-- Start Input material --

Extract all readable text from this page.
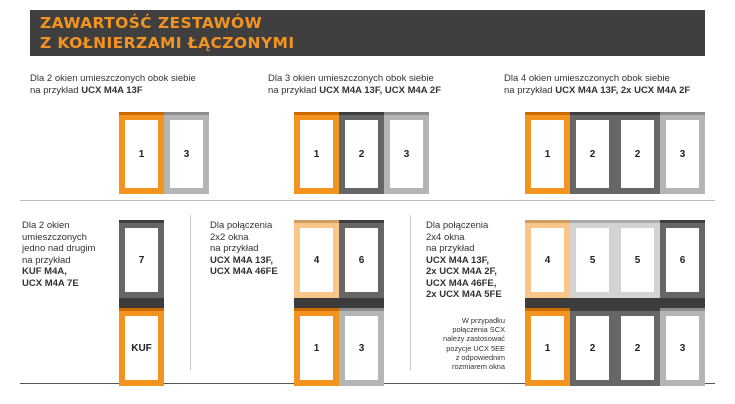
ZAWARTOŚĆ ZESTAWÓW
Z KOŁNIERZAMI ŁĄCZONYMI
Dla 2 okien umieszczonych obok siebie
na przykład UCX M4A 13F
Dla 3 okien umieszczonych obok siebie
na przykład UCX M4A 13F, UCX M4A 2F
Dla 4 okien umieszczonych obok siebie
na przykład UCX M4A 13F, 2x UCX M4A 2F
Dla 2 okien
umieszczonych
jedno nad drugim
na przykład
KUF M4A,
UCX M4A 7E
Dla połączenia
2x2 okna
na przykład
UCX M4A 13F,
UCX M4A 46FE
Dla połączenia
2x4 okna
na przykład
UCX M4A 13F,
2x UCX M4A 2F,
UCX M4A 46FE,
2x UCX M4A 5FE
W przypadku
połączenia SCX
należy zastosować
pozycje UCX 5EE
z odpowiednim
rozmiarem okna
1	3	1	2	3	1	2	2	3
7
KUF
4	6
1	3
4	5	5	6
1	2	2	3
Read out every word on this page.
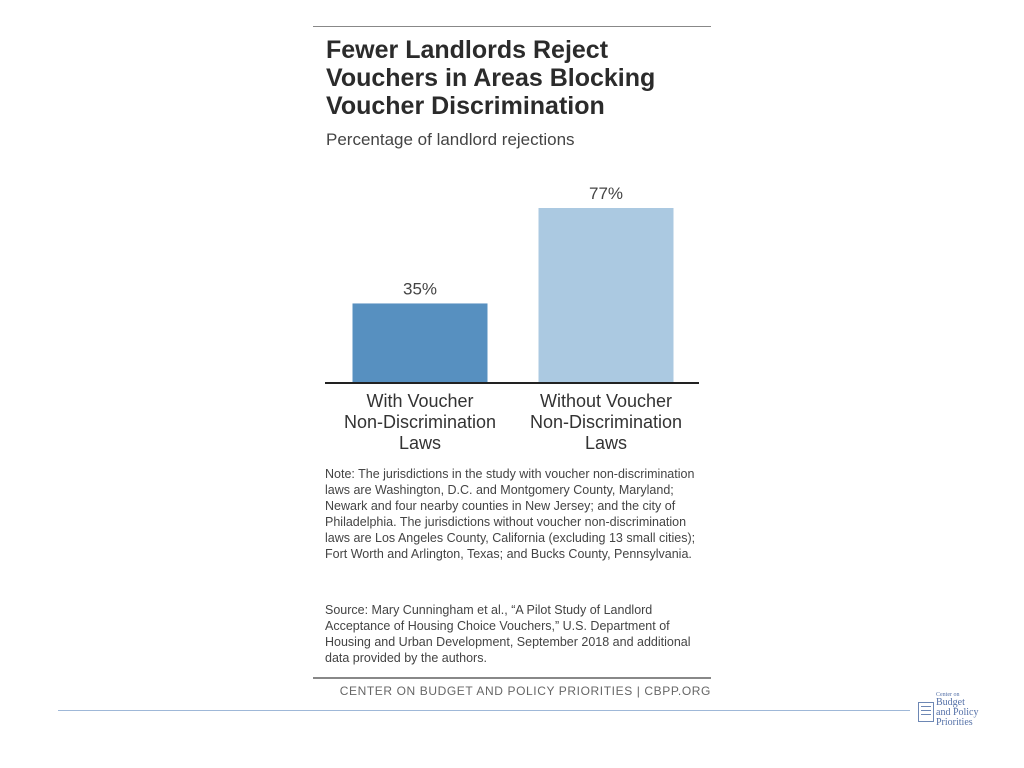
Fewer Landlords Reject Vouchers in Areas Blocking Voucher Discrimination
Percentage of landlord rejections
35%
With Voucher
Non-Discrimination
Laws
77%
Without Voucher
Non-Discrimination
Laws

Note: The jurisdictions in the study with voucher non-discrimination laws are Washington, D.C. and Montgomery County, Maryland; Newark and four nearby counties in New Jersey; and the city of Philadelphia. The jurisdictions without voucher non-discrimination laws are Los Angeles County, California (excluding 13 small cities); Fort Worth and Arlington, Texas; and Bucks County, Pennsylvania.

Source: Mary Cunningham et al., “A Pilot Study of Landlord Acceptance of Housing Choice Vouchers,” U.S. Department of Housing and Urban Development, September 2018 and additional data provided by the authors.

CENTER ON BUDGET AND POLICY PRIORITIES | CBPP.ORG	Center on
Budget
and Policy
Priorities
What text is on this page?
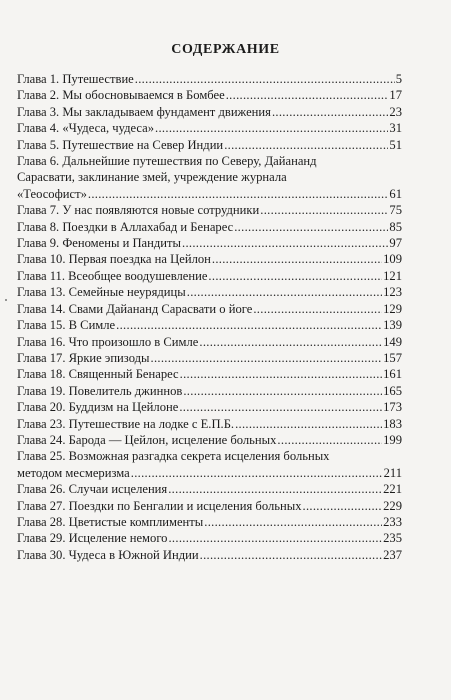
СОДЕРЖАНИЕ
Глава 1. Путешествие .....	5
Глава 2. Мы обосновываемся в Бомбее .....	17
Глава 3. Мы закладываем фундамент движения .....	23
Глава 4. «Чудеса, чудеса» .....	31
Глава 5. Путешествие на Север Индии .....	51
Глава 6. Дальнейшие путешествия по Северу, Дайананд
Сарасвати, заклинание змей, учреждение журнала
«Теософист» .....	61
Глава 7. У нас появляются новые сотрудники .....	75
Глава 8. Поездки в Аллахабад и Бенарес .....	85
Глава 9. Феномены и Пандиты .....	97
Глава 10. Первая поездка на Цейлон .....	109
Глава 11. Всеобщее воодушевление .....	121
Глава 13. Семейные неурядицы .....	123
Глава 14. Свами Дайананд Сарасвати о йоге .....	129
Глава 15. В Симле .....	139
Глава 16. Что произошло в Симле .....	149
Глава 17. Яркие эпизоды .....	157
Глава 18. Священный Бенарес .....	161
Глава 19. Повелитель джиннов .....	165
Глава 20. Буддизм на Цейлоне .....	173
Глава 23. Путешествие на лодке с Е.П.Б. .....	183
Глава 24. Барода — Цейлон, исцеление больных .....	199
Глава 25. Возможная разгадка секрета исцеления больных
методом месмеризма .....	211
Глава 26. Случаи исцеления .....	221
Глава 27. Поездки по Бенгалии и исцеления больных .....	229
Глава 28. Цветистые комплименты .....	233
Глава 29. Исцеление немого .....	235
Глава 30. Чудеса в Южной Индии .....	237
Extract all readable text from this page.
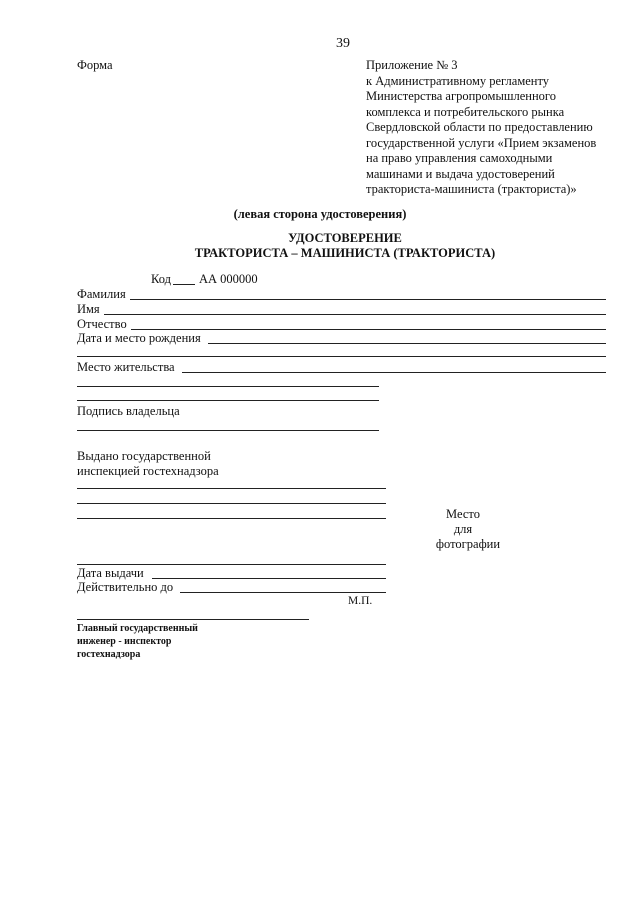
39
Форма	Приложение № 3
к Административному регламенту
Министерства агропромышленного
комплекса и потребительского рынка
Свердловской области по предоставлению
государственной услуги «Прием экзаменов
на право управления самоходными
машинами и выдача удостоверений
тракториста-машиниста (тракториста)»
(левая сторона удостоверения)
УДОСТОВЕРЕНИЕ
ТРАКТОРИСТА – МАШИНИСТА (ТРАКТОРИСТА)
Код АА 000000
Фамилия
Имя
Отчество
Дата и место рождения
Место жительства
Подпись владельца
Выдано государственной
инспекцией гостехнадзора
Место
для
фотографии
Дата выдачи
Действительно до
М.П.
Главный государственный
инженер - инспектор
гостехнадзора
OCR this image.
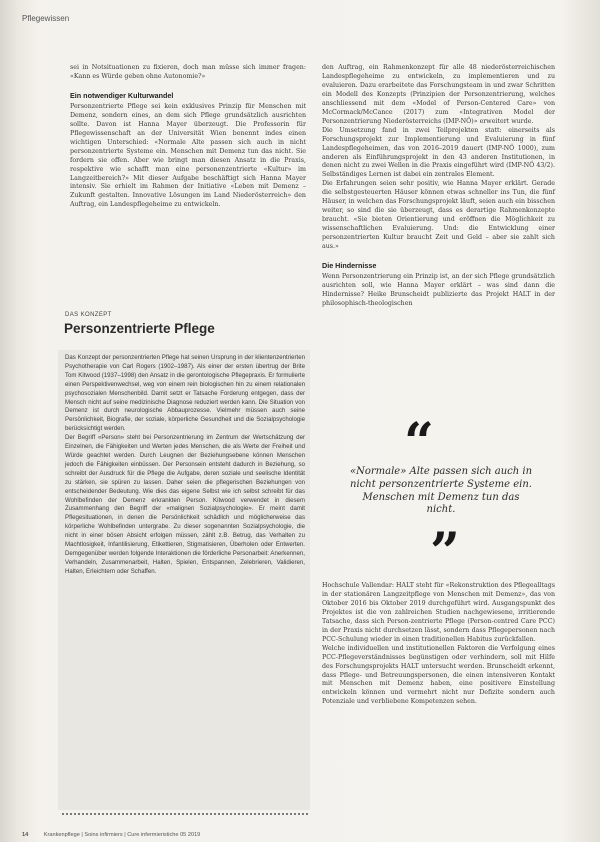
Pflegewissen

sei in Notsituationen zu fixieren, doch man müsse sich immer fragen: «Kann es Würde geben ohne Autonomie?»

Ein notwendiger Kulturwandel

Personzentrierte Pflege sei kein exklusives Prinzip für Menschen mit Demenz, sondern eines, an dem sich Pflege grundsätzlich ausrichten sollte. Davon ist Hanna Mayer überzeugt. Die Professorin für Pflegewissenschaft an der Universität Wien benennt indes einen wichtigen Unterschied: «Normale Alte passen sich auch in nicht personzentrierte Systeme ein. Menschen mit Demenz tun das nicht. Sie fordern sie offen. Aber wie bringt man diesen Ansatz in die Praxis, respektive wie schafft man eine personenzentrierte «Kultur» im Langzeitbereich?» Mit dieser Aufgabe beschäftigt sich Hanna Mayer intensiv. Sie erhielt im Rahmen der Initiative «Leben mit Demenz – Zukunft gestalten. Innovative Lösungen im Land Niederösterreich» den Auftrag, ein Landespflegeheime zu entwickeln.

den Auftrag, ein Rahmenkonzept für alle 48 niederösterreichischen Landespflegeheime zu entwickeln, zu implementieren und zu evaluieren. Dazu erarbeitete das Forschungsteam in und zwar Schritten ein Modell des Konzepts (Prinzipien der Personzentrierung, welches anschliessend mit dem «Model of Person-Centered Care» von McCormack/McCance (2017) zum «Integrativen Model der Personzentrierung Niederösterreichs (IMP-NÖ)» erweitert wurde.

Die Umsetzung fand in zwei Teilprojekten statt: einerseits als Forschungsprojekt zur Implementierung und Evaluierung in fünf Landespflegeheimen, das von 2016–2019 dauert (IMP-NÖ 1000), zum anderen als Einführungsprojekt in den 43 anderen Institutionen, in denen nicht zu zwei Wellen in die Praxis eingeführt wird (IMP-NÖ 43/2). Selbständiges Lernen ist dabei ein zentrales Element.

Die Erfahrungen seien sehr positiv, wie Hanna Mayer erklärt. Gerade die selbstgesteuerten Häuser können etwas schneller ins Tun, die fünf Häuser, in welchen das Forschungsprojekt läuft, seien auch ein bisschen weiter, so sind die sie überzeugt, dass es derartige Rahmenkonzepte braucht. «Sie bieten Orientierung und eröffnen die Möglichkeit zu wissenschaftlichen Evaluierung. Und: die Entwicklung einer personzentrierten Kultur braucht Zeit und Geld – aber sie zahlt sich aus.»

Die Hindernisse

Wenn Personzentrierung ein Prinzip ist, an der sich Pflege grundsätzlich ausrichten soll, wie Hanna Mayer erklärt – was sind dann die Hindernisse? Heike Brunscheidt publizierte das Projekt HALT in der philosophisch-theologischen

DAS KONZEPT
Personzentrierte Pflege

Das Konzept der personzentrierten Pflege hat seinen Ursprung in der klientenzentrierten Psychotherapie von Carl Rogers (1902–1987). Als einer der ersten übertrug der Brite Tom Kitwood (1937–1998) den Ansatz in die gerontologische Pflegepraxis. Er formulierte einen Perspektivenwechsel, weg von einem rein biologischen hin zu einem relationalen psychosozialen Menschenbild. Damit setzt er Tatsache Forderung entgegen, dass der Mensch nicht auf seine medizinische Diagnose reduziert werden kann. Die Situation von Demenz ist durch neurologische Abbauprozesse. Vielmehr müssen auch seine Persönlichkeit, Biografie, der soziale, körperliche Gesundheit und die Sozialpsychologie berücksichtigt werden.

Der Begriff «Person» steht bei Personzentrierung im Zentrum der Wertschätzung der Einzelnen, die Fähigkeiten und Werten jedes Menschen, die als Werte der Freiheit und Würde geachtet werden. Durch Leugnen der Beziehungsebene können Menschen jedoch die Fähigkeiten einbüssen. Der Personsein entsteht dadurch in Beziehung, so schreibt der Ausdruck für die Pflege die Aufgabe, deren soziale und seelische Identität zu stärken, sie spüren zu lassen. Daher seien die pflegerischen Beziehungen von entscheidender Bedeutung. Wie dies das eigene Selbst wie ich selbst schreibt für das Wohlbefinden der Demenz erkrankten Person. Kitwood verwendet in diesem Zusammenhang den Begriff der «malignen Sozialpsychologie». Er meint damit Pflegesituationen, in denen die Persönlichkeit schädlich und möglicherweise das körperliche Wohlbefinden untergrabe. Zu dieser sogenannten Sozialpsychologie, die nicht in einer bösen Absicht erfolgen müssen, zählt z.B. Betrug, das Verhalten zu Machtlosigkeit, Infantilisierung, Etikettieren, Stigmatisieren, Überholen oder Entwerten. Demgegenüber werden folgende Interaktionen die förderliche Personarbeit: Anerkennen, Verhandeln, Zusammenarbeit, Halten, Spielen, Entspannen, Zelebrieren, Validieren, Halten, Erleichtern oder Schaffen.

“
«Normale» Alte passen sich auch in nicht personzentrierte Systeme ein. Menschen mit Demenz tun das nicht.
”

Hochschule Vallendar: HALT steht für «Rekonstruktion des Pflegealltags in der stationären Langzeitpflege von Menschen mit Demenz», das von Oktober 2016 bis Oktober 2019 durchgeführt wird. Ausgangspunkt des Projektes ist die von zahlreichen Studien nachgewiesene, irritierende Tatsache, dass sich Person-zentrierte Pflege (Person-centred Care PCC) in der Praxis nicht durchsetzen lässt, sondern dass Pflegepersonen nach PCC-Schulung wieder in einen traditionellen Habitus zurückfallen.

Welche individuellen und institutionellen Faktoren die Verfolgung eines PCC-Pflegeverständnisses begünstigen oder verhindern, soll mit Hilfe des Forschungsprojekts HALT untersucht werden. Brunscheidt erkennt, dass Pflege- und Betreuungspersonen, die einen intensiveren Kontakt mit Menschen mit Demenz haben, eine positivere Einstellung entwickeln können und vermehrt nicht nur Defizite sondern auch Potenziale und verbliebene Kompetenzen sehen.

14	Krankenpflege | Soins infirmiers | Cure infermieristiche 05 2019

-- End Input material --

[Do this]
Find the string "umieszczonych" in the entries above and return each line that holds it.

[Answer]
Dla 2 okien umieszczonych obok siebie
Dla 3 okien umieszczonych obok siebie
Dla 4 okien umieszczonych obok siebie
umieszczonych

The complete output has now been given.